** START OF Material for this task **
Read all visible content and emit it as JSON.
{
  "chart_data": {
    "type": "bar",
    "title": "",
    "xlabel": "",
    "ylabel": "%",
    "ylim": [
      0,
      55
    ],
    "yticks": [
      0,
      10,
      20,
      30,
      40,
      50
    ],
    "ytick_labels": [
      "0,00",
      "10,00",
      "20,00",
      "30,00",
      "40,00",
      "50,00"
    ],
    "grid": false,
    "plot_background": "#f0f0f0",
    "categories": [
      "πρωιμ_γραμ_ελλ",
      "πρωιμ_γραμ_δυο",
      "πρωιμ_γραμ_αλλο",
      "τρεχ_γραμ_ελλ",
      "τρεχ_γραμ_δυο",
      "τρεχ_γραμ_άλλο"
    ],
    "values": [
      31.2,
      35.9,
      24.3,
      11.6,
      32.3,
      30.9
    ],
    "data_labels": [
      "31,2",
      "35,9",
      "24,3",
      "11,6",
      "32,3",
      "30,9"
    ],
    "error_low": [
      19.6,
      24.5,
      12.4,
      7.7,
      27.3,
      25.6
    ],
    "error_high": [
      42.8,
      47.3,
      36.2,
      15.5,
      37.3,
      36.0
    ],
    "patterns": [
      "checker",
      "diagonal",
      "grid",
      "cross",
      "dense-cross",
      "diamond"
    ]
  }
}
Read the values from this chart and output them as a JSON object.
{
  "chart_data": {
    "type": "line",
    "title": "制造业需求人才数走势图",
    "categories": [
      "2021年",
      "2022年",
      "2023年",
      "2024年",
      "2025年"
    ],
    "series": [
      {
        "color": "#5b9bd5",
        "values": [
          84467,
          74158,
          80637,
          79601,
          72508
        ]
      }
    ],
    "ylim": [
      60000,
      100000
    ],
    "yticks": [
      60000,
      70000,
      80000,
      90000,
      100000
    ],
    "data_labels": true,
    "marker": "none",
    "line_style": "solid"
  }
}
** END OF Material for this task **
## Your task
Exactly reproduce all of the entries above.

## Response
Read all visible content and emit it as JSON.
{
  "chart_data": {
    "type": "bar",
    "title": "",
    "xlabel": "",
    "ylabel": "%",
    "ylim": [
      0,
      55
    ],
    "yticks": [
      0,
      10,
      20,
      30,
      40,
      50
    ],
    "ytick_labels": [
      "0,00",
      "10,00",
      "20,00",
      "30,00",
      "40,00",
      "50,00"
    ],
    "grid": false,
    "plot_background": "#f0f0f0",
    "categories": [
      "πρωιμ_γραμ_ελλ",
      "πρωιμ_γραμ_δυο",
      "πρωιμ_γραμ_αλλο",
      "τρεχ_γραμ_ελλ",
      "τρεχ_γραμ_δυο",
      "τρεχ_γραμ_άλλο"
    ],
    "values": [
      31.2,
      35.9,
      24.3,
      11.6,
      32.3,
      30.9
    ],
    "data_labels": [
      "31,2",
      "35,9",
      "24,3",
      "11,6",
      "32,3",
      "30,9"
    ],
    "error_low": [
      19.6,
      24.5,
      12.4,
      7.7,
      27.3,
      25.6
    ],
    "error_high": [
      42.8,
      47.3,
      36.2,
      15.5,
      37.3,
      36.0
    ],
    "patterns": [
      "checker",
      "diagonal",
      "grid",
      "cross",
      "dense-cross",
      "diamond"
    ]
  }
}
Read the values from this chart and output them as a JSON object.
{
  "chart_data": {
    "type": "line",
    "title": "制造业需求人才数走势图",
    "categories": [
      "2021年",
      "2022年",
      "2023年",
      "2024年",
      "2025年"
    ],
    "series": [
      {
        "color": "#5b9bd5",
        "values": [
          84467,
          74158,
          80637,
          79601,
          72508
        ]
      }
    ],
    "ylim": [
      60000,
      100000
    ],
    "yticks": [
      60000,
      70000,
      80000,
      90000,
      100000
    ],
    "data_labels": true,
    "marker": "none",
    "line_style": "solid"
  }
}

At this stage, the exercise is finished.